Extracted text -
|---|

Town in Uttarakhand, India

Thal is a small town situated on the banks of Ramganga river in the Pithoragarh district in the Indian state of Uttarakhand. It is one of the thirteen tehsils of district Pithoragarh.

Thal has been a centre for local trade for nearby settlements at Didihat, Munsiari, Chaukori and Dharamghar since antiquity. It is also known for a 9th century Shiva temple located on the bank of Ramganga river and the Ek Hathiya Dewal temple - a rock cut temple believed to be crafted by a one-armed artisan.

Thal was a block of the Almora district from 1957 to 1962. Since 30 September 2014, it is a tehsil of the Pithoragarh district, which was constituted from 114 villages earlier part of Berinag and Didihat tehsil.

== History ==

Thal is among the oldest towns in Pithoragarh district. It has been a centre for local trade for nearby settlements at Didihat, Munsiari, Chaukori and Dharamghar since antiquity. There is a 9th century Shiva temple located on the bank of the Ramganga river, which was built under the patronage of the Katyuri kings. Baleshwar form of Lord Shiva is worshiped in this temple. At the time of Bikhaut Sankranti, an 8-day fair used to be held here, which amassed a gathering of around 15,000 people in 1911.

Thal was connected by a motor road with Almora in 1955 and in 1957, the then UP government opened a Community development block office in Thal. There were 600 villages under this development block. The development block continued functioning till 1962, after which the government closed this development block office and divided the villages falling in Thal development block into Didihat and Berinag development blocks. In 1962, a 68 meter long bridge was built over the Ramganga river at Thal. A primary health center was opened here on 11 October 2000.

|---|

Tasks to perform -
[1] According to the article on Thal, how many villages came under the Thal development block?
[2] Output the part of the Thal article that starts at the words "Thal is a small" and ends after "of district Pithoragarh.", copied without any change.
[3] Go on with the article on Thal from the point where it stops.
The data after this article is separate material and is not part of it.

|---|

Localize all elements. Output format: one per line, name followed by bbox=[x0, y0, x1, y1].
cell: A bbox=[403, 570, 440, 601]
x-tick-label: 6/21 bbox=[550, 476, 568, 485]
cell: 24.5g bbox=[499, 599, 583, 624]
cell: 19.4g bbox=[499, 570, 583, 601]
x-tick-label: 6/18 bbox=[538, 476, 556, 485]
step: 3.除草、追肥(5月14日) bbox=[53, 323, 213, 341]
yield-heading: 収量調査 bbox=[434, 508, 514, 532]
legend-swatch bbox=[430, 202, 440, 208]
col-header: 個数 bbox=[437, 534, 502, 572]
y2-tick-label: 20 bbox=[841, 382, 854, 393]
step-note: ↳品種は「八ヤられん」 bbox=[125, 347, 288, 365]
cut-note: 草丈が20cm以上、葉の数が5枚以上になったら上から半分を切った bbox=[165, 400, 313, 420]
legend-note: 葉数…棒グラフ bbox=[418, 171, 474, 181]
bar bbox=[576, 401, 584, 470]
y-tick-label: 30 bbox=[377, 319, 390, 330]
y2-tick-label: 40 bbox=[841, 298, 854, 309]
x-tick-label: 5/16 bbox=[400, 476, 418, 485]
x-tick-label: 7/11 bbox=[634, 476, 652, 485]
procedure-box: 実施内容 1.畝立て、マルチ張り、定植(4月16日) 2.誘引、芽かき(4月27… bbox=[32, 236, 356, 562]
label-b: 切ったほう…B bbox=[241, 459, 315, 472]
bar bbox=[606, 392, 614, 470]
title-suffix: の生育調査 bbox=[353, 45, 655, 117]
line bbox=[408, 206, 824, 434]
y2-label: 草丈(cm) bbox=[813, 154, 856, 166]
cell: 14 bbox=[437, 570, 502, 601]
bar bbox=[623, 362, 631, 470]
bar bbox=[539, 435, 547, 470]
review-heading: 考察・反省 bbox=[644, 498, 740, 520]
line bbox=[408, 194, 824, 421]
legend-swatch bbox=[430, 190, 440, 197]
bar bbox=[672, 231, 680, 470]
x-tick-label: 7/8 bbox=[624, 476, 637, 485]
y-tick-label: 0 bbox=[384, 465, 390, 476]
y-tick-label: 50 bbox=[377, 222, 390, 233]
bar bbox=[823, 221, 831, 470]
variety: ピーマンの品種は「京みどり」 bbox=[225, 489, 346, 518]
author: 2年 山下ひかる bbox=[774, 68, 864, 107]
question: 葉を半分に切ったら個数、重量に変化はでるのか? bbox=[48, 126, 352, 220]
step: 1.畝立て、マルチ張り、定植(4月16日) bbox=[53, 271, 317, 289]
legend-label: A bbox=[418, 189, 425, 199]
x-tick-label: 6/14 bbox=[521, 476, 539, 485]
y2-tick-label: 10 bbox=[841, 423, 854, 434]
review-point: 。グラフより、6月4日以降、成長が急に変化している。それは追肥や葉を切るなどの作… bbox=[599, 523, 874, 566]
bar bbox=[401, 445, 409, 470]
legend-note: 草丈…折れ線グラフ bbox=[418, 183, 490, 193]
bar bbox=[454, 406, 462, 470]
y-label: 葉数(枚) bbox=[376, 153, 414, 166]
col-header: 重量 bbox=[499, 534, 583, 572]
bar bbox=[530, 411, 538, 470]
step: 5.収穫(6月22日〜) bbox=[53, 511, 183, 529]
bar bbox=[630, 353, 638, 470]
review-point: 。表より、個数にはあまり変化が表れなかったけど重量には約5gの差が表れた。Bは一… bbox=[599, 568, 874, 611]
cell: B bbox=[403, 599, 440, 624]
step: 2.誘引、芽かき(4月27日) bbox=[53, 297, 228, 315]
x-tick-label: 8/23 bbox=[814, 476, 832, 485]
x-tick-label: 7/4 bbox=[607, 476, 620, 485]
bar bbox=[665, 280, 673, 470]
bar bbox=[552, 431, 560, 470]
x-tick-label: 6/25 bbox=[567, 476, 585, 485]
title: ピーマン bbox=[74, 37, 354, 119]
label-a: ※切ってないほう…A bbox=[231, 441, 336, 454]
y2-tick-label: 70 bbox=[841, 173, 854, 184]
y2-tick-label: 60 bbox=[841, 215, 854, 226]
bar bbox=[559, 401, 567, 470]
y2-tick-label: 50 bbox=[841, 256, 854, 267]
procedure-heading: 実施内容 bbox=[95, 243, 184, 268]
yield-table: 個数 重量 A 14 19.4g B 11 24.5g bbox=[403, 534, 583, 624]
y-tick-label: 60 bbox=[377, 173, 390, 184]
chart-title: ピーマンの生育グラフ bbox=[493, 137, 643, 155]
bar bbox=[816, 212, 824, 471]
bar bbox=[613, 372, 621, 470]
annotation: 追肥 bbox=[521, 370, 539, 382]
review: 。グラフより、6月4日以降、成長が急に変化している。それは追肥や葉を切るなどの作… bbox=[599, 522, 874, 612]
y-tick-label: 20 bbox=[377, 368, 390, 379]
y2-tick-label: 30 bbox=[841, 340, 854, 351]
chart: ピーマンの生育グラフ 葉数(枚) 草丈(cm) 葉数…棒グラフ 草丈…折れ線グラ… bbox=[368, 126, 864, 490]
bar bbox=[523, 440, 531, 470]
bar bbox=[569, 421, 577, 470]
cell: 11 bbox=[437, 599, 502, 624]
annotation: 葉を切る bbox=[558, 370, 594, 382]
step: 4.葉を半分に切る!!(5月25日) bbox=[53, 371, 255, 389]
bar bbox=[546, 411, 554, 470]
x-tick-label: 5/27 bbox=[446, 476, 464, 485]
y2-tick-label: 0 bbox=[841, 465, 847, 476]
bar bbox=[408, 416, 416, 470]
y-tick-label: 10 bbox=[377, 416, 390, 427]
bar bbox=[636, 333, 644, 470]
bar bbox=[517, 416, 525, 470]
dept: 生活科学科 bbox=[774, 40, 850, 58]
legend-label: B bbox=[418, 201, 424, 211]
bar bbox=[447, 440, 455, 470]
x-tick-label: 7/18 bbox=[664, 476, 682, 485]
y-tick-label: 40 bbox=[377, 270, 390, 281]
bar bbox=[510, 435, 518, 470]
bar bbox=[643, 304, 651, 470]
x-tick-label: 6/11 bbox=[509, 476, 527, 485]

|---|

Responses -
[1] 600 villages.

[2]
Thal is a small town situated on the banks of Ramganga river in the Pithoragarh district in the Indian state of Uttarakhand. It is one of the thirteen tehsils of district Pithoragarh.

[3]
== Administration ==

Thal is one of the thirteen tehsils of the Pithoragarh district. The notification for formation of tehsil in Thal was issued on 30 September 2014, but the tehsil started functioning almost a year later from 13 September 2015. 114 villages of several Patwari areas of Berinag and Didihat tehsil were reorganised to form the Thal tehsil.

== Economy ==

The Thal fair used to be frequented by the Bhotiya traders, who used to sell utensils and wool for the last time before returning to Tibet. Apart from this, clothes from Kashipur and Almora and oil and chilli products from Sor and Sira were also bought and sold. A market was sanctioned under the scheme of Mandi Parishad in Thal to facilitate the local producers of vegetables, fruits and grains from Thal, Didihat, Munsiyari and Berinag.

== Transport ==

Thal was connected by a motor road with Almora in 1955, which connected Almora with Munsiari via Bageshwar, Udiyari and Thal.

== Education ==

Haridutt Pant Government Inter College is situated at Thal. In 2017, 350 students were studying here.